» **The request**: Among the lines below, how many carry the string "placeholder"? Reply with a number and nothing else.

* begin Data shown *

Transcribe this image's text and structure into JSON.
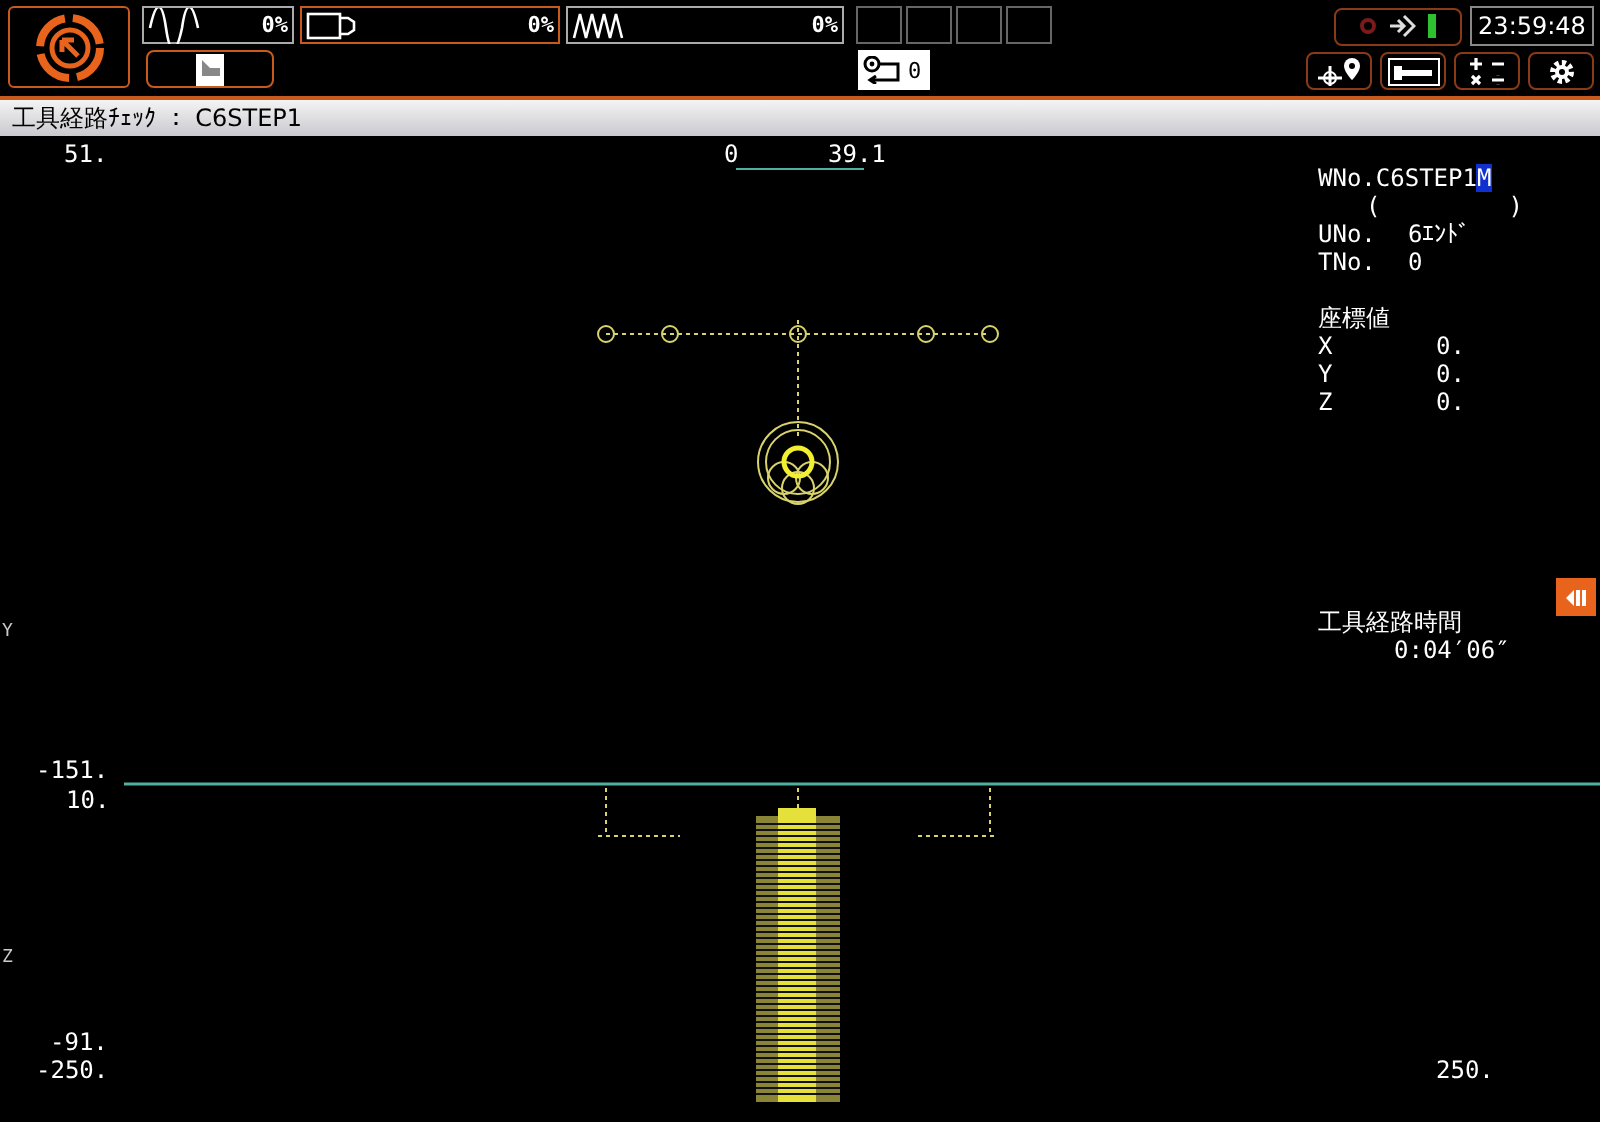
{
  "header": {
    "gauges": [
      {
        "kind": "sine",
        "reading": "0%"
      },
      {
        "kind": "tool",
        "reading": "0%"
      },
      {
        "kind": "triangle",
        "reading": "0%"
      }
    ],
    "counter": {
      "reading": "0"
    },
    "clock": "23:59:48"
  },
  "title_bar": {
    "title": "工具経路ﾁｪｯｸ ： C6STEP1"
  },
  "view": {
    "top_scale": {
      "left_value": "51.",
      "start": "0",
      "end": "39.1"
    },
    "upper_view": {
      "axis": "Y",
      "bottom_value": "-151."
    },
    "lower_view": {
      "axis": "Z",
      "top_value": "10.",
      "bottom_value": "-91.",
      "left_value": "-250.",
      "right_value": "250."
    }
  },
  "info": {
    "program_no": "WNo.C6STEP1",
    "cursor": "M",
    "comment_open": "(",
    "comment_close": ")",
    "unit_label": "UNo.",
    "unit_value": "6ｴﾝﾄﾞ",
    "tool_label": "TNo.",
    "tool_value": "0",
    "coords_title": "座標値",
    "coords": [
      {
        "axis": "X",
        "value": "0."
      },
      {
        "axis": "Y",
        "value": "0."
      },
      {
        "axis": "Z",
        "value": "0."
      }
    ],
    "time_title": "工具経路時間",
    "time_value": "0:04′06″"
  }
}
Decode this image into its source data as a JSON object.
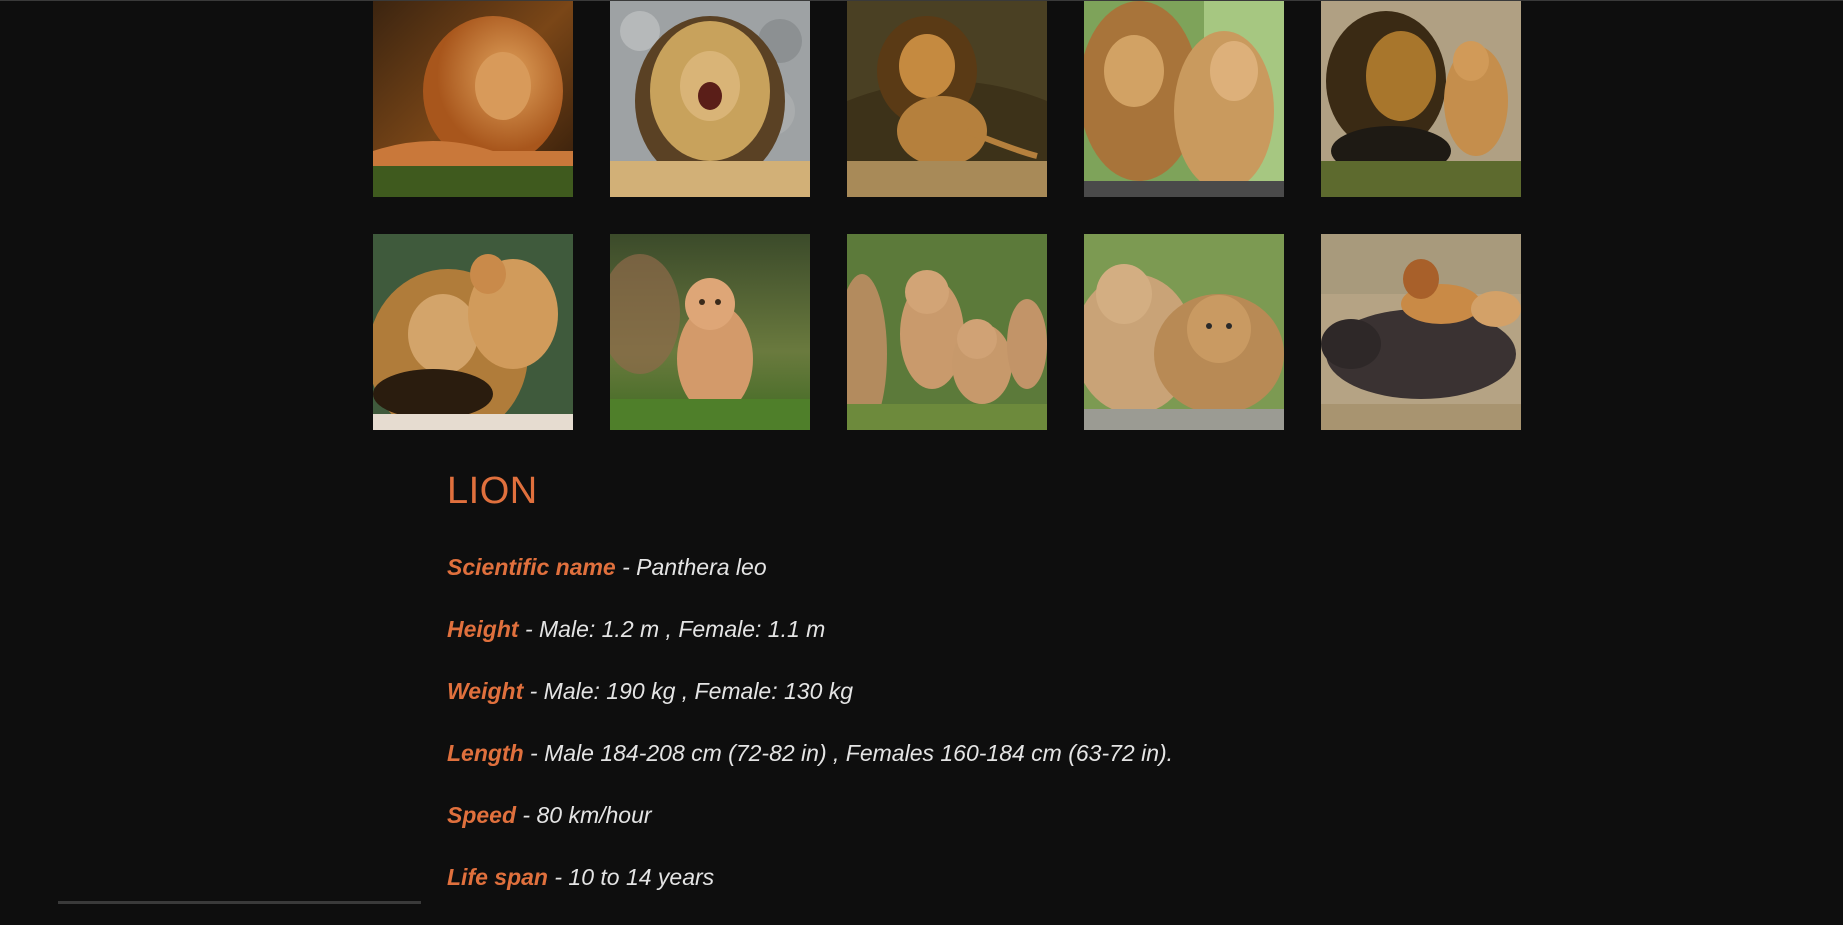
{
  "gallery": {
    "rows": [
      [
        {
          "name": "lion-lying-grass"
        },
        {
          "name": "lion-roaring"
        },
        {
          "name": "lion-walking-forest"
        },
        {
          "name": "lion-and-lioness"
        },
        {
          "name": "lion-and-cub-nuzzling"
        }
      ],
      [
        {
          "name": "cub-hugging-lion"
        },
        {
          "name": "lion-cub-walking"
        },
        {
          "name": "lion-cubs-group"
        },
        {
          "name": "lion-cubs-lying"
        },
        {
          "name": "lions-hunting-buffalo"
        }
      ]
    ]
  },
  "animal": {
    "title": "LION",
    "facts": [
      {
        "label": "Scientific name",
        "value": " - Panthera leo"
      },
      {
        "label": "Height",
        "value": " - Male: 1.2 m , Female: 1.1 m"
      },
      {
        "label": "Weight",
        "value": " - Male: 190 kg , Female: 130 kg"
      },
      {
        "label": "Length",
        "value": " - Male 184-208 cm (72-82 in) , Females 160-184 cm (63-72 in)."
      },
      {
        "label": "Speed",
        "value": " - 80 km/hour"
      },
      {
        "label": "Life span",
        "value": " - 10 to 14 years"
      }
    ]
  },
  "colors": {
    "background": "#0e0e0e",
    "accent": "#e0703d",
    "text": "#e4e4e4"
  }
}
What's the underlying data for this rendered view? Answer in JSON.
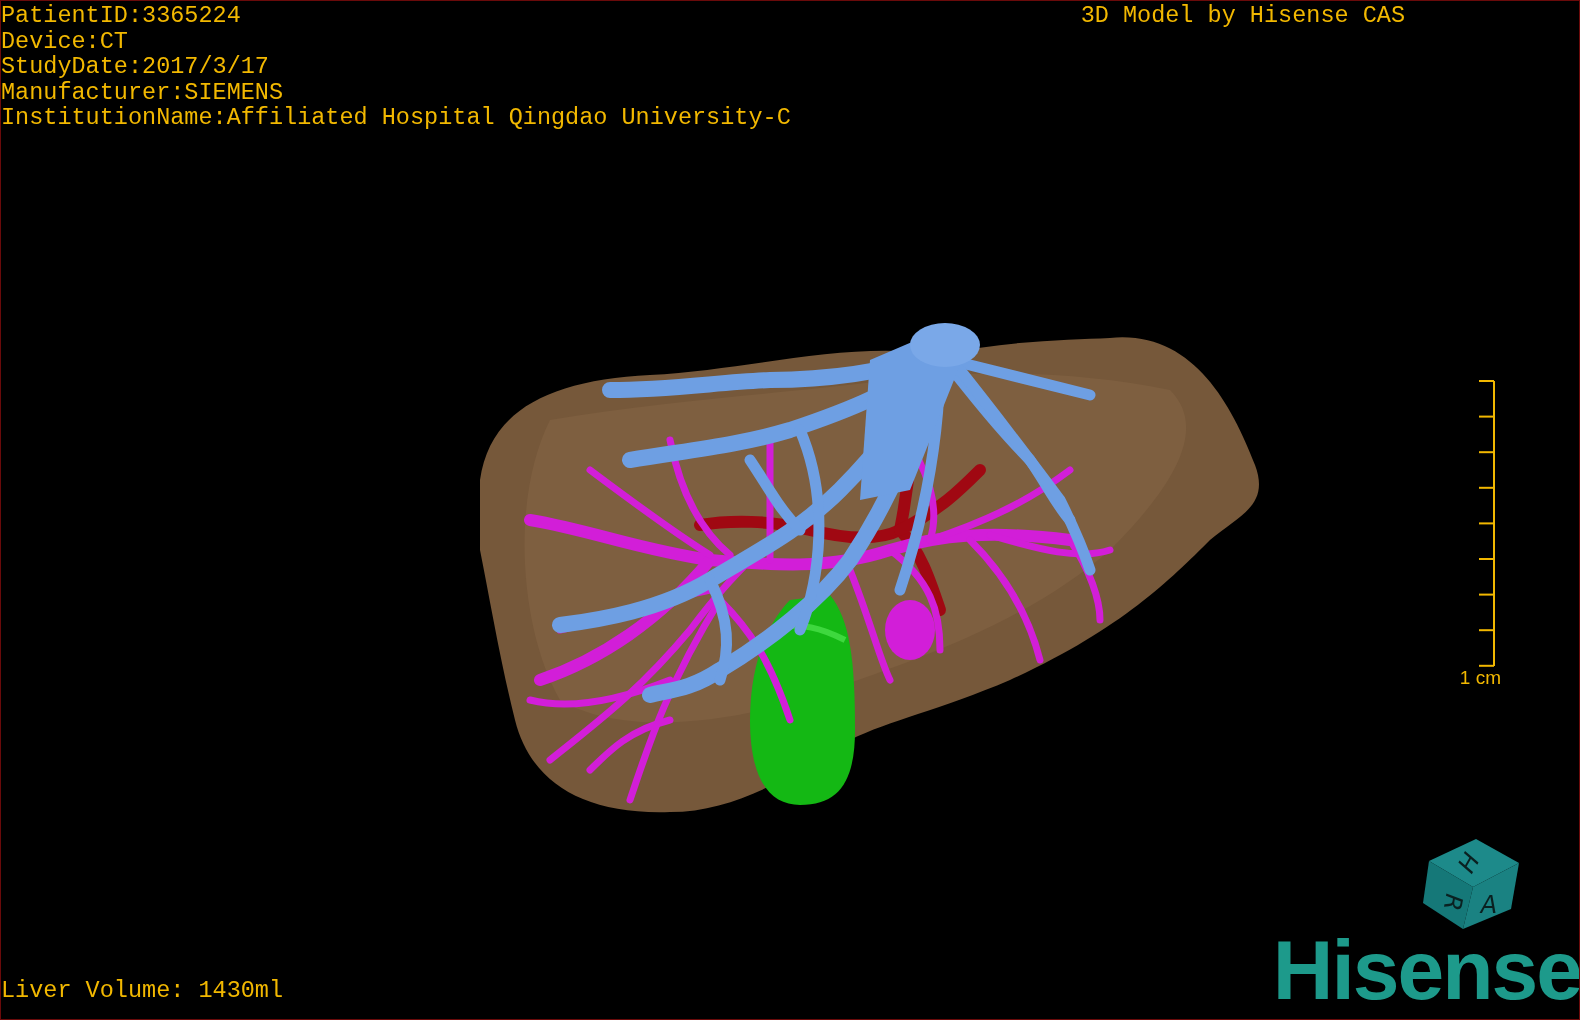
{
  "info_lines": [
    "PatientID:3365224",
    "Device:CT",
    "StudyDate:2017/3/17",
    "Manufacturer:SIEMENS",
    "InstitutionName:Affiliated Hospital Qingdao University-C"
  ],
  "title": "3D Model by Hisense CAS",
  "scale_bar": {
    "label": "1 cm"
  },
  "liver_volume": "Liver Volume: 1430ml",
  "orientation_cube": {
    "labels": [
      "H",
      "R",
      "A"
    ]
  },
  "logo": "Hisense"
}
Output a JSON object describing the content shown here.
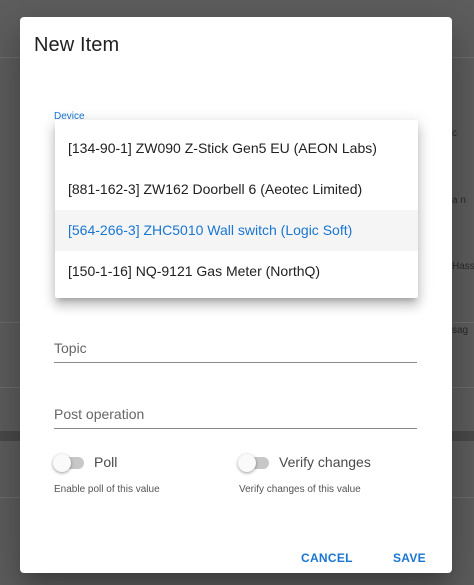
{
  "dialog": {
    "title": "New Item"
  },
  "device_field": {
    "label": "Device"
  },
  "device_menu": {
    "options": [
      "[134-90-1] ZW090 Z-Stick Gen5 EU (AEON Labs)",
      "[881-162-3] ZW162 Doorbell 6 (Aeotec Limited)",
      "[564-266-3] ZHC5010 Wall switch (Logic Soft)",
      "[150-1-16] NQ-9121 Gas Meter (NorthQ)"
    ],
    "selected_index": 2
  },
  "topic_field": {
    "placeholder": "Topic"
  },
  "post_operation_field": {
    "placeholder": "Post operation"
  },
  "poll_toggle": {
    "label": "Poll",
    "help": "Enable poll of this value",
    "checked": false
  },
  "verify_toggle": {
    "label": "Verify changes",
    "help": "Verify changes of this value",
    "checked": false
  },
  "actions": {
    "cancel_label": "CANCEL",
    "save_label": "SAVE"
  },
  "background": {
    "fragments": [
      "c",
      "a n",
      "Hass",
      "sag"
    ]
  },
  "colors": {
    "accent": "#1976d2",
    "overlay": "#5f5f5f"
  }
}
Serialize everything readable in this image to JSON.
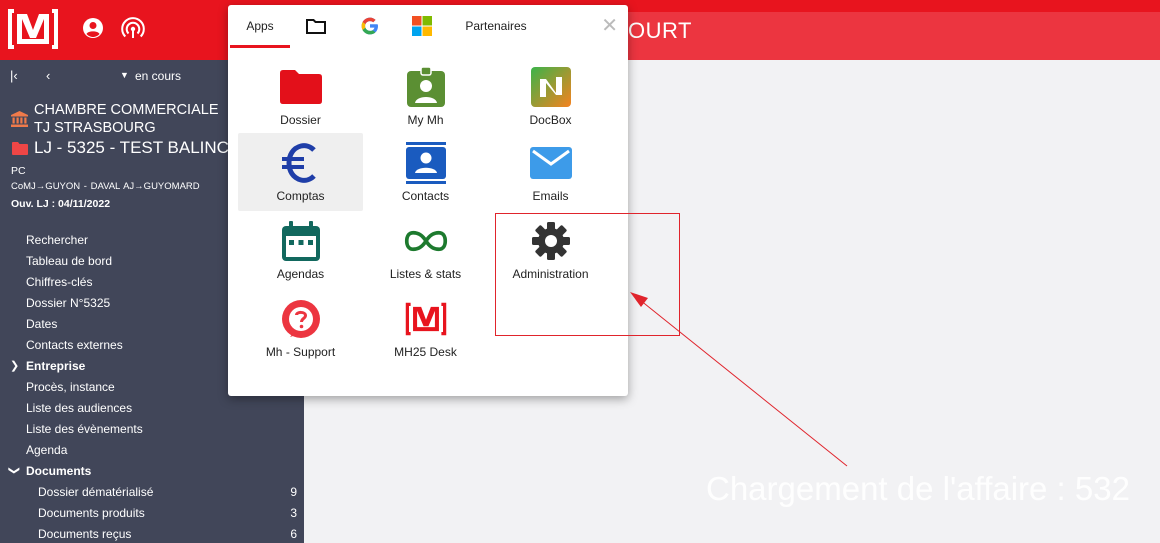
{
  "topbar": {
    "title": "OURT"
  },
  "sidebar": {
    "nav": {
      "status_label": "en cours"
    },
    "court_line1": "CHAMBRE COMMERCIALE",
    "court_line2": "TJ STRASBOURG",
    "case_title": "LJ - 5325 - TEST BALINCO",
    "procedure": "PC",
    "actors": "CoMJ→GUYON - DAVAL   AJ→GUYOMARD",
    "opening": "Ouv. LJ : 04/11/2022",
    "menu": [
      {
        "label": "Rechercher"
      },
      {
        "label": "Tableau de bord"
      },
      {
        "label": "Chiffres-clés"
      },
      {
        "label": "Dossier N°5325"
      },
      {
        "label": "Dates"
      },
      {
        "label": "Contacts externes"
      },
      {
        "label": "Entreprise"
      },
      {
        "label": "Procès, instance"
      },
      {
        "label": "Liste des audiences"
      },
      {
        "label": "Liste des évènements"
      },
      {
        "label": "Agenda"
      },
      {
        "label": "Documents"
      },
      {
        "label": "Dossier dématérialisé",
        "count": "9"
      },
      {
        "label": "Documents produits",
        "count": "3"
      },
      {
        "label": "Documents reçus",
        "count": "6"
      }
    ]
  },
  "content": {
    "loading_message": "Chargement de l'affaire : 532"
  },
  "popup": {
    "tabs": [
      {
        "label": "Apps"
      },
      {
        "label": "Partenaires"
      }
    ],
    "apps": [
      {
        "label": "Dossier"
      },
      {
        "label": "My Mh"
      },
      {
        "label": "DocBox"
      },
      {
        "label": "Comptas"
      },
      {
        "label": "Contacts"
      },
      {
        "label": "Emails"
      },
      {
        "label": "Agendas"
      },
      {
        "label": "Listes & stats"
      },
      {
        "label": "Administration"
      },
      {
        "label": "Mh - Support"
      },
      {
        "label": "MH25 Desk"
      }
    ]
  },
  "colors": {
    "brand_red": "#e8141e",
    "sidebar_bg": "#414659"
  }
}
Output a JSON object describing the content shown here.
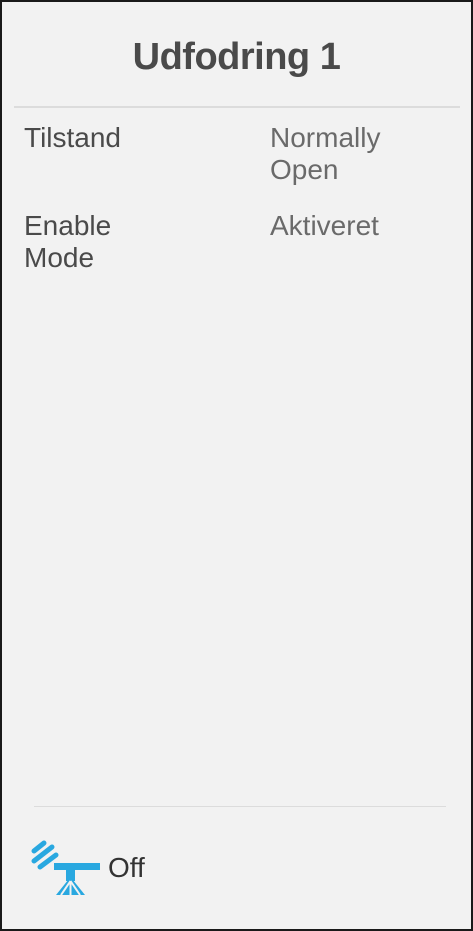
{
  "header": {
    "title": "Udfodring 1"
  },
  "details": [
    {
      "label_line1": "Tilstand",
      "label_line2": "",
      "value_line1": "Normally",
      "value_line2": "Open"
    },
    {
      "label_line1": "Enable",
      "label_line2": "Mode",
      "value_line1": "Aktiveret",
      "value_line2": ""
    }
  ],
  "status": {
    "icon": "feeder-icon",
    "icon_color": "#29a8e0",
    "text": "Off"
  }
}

* end Data shown *

» **Solution for this exercise**: 2